** Records shown **

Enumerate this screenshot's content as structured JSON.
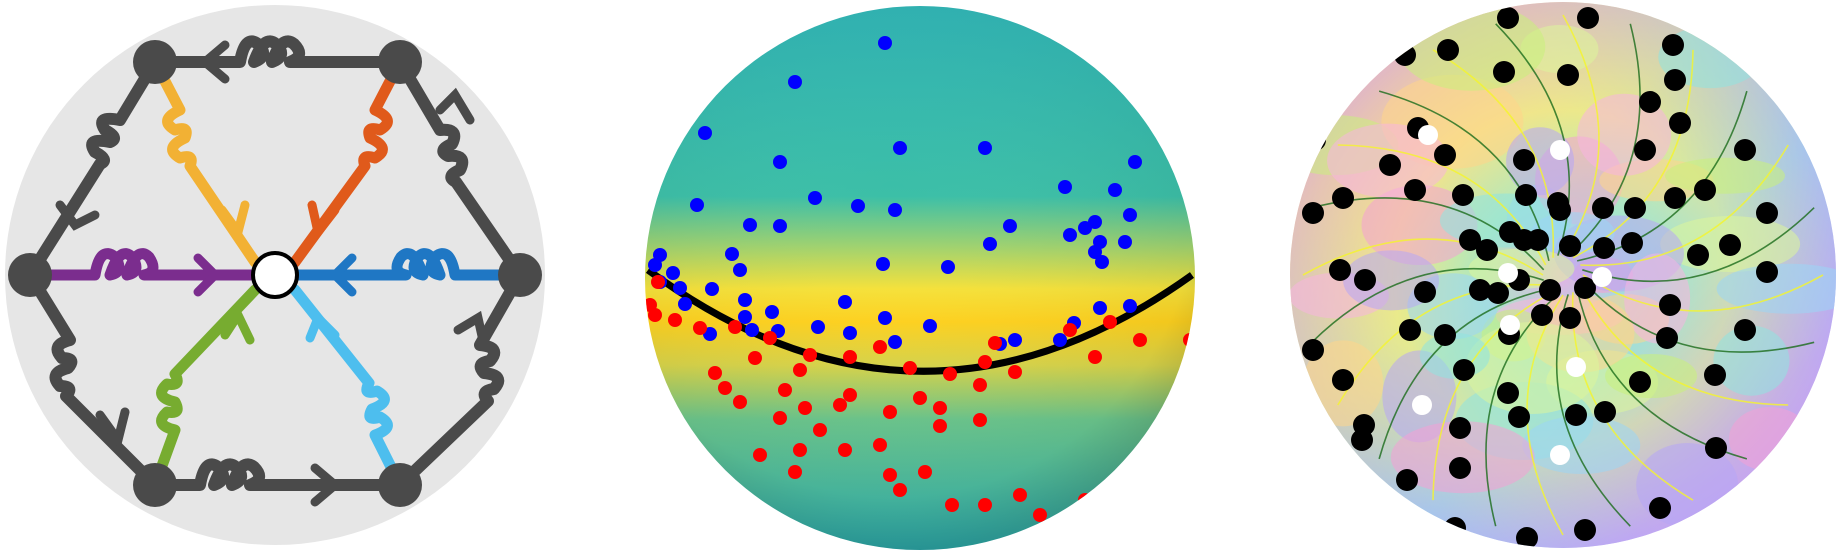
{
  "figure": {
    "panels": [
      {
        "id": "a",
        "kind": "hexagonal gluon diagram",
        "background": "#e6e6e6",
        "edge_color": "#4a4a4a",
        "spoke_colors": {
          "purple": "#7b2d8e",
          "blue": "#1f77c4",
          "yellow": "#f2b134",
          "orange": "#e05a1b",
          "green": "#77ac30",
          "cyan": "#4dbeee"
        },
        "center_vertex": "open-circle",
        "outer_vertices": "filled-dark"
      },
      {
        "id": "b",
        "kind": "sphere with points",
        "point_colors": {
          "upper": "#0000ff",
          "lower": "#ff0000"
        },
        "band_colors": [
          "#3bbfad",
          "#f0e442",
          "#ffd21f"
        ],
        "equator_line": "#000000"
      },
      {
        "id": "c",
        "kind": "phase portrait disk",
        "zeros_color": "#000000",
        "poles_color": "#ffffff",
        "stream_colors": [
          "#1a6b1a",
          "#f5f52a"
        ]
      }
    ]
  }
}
--
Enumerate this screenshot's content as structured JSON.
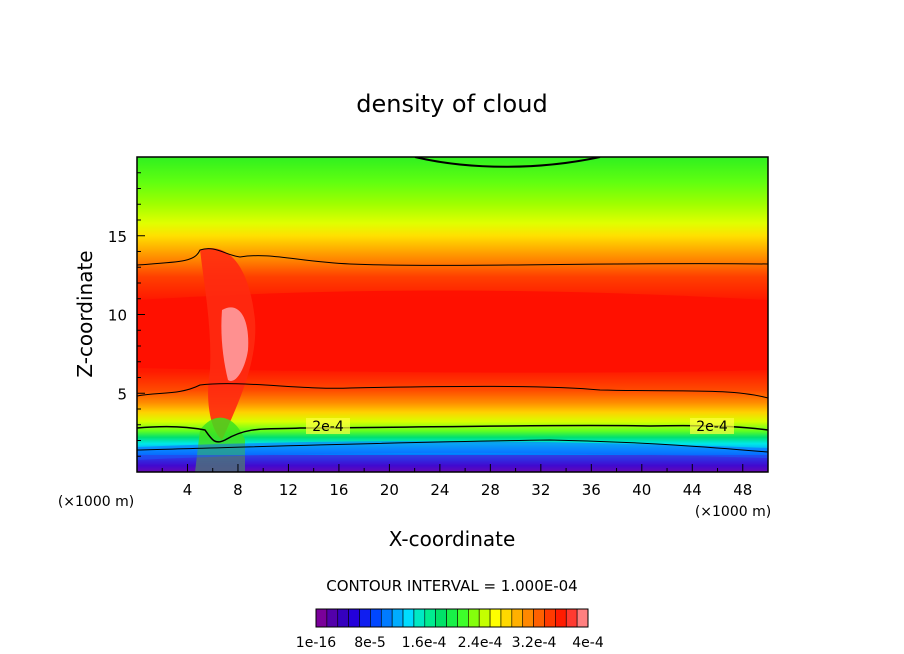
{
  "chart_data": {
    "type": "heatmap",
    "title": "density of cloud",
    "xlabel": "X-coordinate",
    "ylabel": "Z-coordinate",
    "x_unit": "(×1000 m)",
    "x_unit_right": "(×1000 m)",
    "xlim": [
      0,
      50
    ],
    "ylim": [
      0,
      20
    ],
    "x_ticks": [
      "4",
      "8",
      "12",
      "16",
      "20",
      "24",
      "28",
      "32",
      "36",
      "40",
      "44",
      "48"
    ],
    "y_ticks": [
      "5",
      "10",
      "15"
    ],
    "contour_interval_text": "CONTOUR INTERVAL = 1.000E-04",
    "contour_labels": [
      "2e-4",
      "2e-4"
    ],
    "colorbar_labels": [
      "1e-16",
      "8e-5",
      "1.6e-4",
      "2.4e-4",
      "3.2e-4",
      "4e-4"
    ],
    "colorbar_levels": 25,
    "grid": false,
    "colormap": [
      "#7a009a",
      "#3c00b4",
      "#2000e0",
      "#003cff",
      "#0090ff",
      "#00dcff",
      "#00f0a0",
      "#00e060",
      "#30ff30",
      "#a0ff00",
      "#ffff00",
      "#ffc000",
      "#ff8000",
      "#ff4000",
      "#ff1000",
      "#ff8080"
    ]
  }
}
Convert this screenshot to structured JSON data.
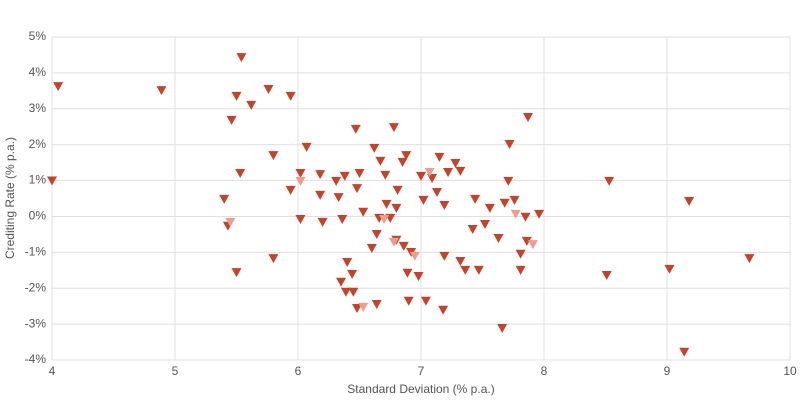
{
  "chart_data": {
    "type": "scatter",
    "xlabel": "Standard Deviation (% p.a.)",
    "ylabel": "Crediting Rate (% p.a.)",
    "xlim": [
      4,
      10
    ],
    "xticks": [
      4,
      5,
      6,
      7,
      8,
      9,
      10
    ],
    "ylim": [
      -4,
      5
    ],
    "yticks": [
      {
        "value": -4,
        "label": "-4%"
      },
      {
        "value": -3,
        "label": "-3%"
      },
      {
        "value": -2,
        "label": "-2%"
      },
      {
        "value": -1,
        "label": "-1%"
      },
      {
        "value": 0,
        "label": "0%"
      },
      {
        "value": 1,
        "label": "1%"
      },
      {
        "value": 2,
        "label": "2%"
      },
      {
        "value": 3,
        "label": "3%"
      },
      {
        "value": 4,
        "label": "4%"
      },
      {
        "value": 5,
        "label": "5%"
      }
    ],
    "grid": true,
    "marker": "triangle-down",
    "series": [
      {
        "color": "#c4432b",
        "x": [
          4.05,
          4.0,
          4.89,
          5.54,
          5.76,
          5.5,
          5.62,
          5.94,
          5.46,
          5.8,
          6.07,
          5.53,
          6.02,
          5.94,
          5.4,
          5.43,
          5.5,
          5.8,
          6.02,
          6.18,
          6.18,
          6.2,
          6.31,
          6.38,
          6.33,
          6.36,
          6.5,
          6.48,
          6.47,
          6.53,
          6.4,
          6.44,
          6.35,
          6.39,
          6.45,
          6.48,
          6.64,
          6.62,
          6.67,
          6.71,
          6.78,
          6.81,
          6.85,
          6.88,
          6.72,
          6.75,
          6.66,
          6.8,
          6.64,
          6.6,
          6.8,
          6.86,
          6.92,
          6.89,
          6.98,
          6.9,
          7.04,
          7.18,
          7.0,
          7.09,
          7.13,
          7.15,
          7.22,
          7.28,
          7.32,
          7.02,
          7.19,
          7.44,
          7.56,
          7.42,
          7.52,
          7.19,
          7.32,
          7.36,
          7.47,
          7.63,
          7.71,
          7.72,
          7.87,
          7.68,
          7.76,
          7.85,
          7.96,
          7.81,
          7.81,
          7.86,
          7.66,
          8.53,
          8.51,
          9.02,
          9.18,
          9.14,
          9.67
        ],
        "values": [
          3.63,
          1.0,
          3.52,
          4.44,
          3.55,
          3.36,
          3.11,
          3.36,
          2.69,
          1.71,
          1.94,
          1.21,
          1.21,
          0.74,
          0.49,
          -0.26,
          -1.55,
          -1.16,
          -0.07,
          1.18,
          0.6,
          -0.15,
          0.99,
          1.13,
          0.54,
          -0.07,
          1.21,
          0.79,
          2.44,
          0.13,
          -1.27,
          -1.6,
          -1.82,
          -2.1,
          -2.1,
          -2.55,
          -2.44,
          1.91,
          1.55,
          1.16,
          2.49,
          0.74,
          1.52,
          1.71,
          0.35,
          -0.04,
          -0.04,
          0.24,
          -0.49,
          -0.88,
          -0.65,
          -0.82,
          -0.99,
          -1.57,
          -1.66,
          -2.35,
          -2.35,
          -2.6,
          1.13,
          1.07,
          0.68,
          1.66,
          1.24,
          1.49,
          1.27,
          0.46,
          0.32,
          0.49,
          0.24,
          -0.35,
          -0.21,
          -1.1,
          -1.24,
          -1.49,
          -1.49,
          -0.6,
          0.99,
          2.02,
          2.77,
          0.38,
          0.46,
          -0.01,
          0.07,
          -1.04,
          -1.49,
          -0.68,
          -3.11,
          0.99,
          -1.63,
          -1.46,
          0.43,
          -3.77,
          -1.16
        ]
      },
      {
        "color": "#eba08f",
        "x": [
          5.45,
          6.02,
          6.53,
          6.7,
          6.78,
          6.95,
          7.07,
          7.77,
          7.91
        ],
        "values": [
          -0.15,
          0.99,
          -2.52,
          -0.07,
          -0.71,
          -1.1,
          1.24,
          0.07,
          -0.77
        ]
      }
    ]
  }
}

** What the task requires **
Go through the material above and copy each line that has the word "ylabel".

** Correct answer **
    "ylabel": "Z-coordinate",
    "ylabel": "Crediting Rate (% p.a.)",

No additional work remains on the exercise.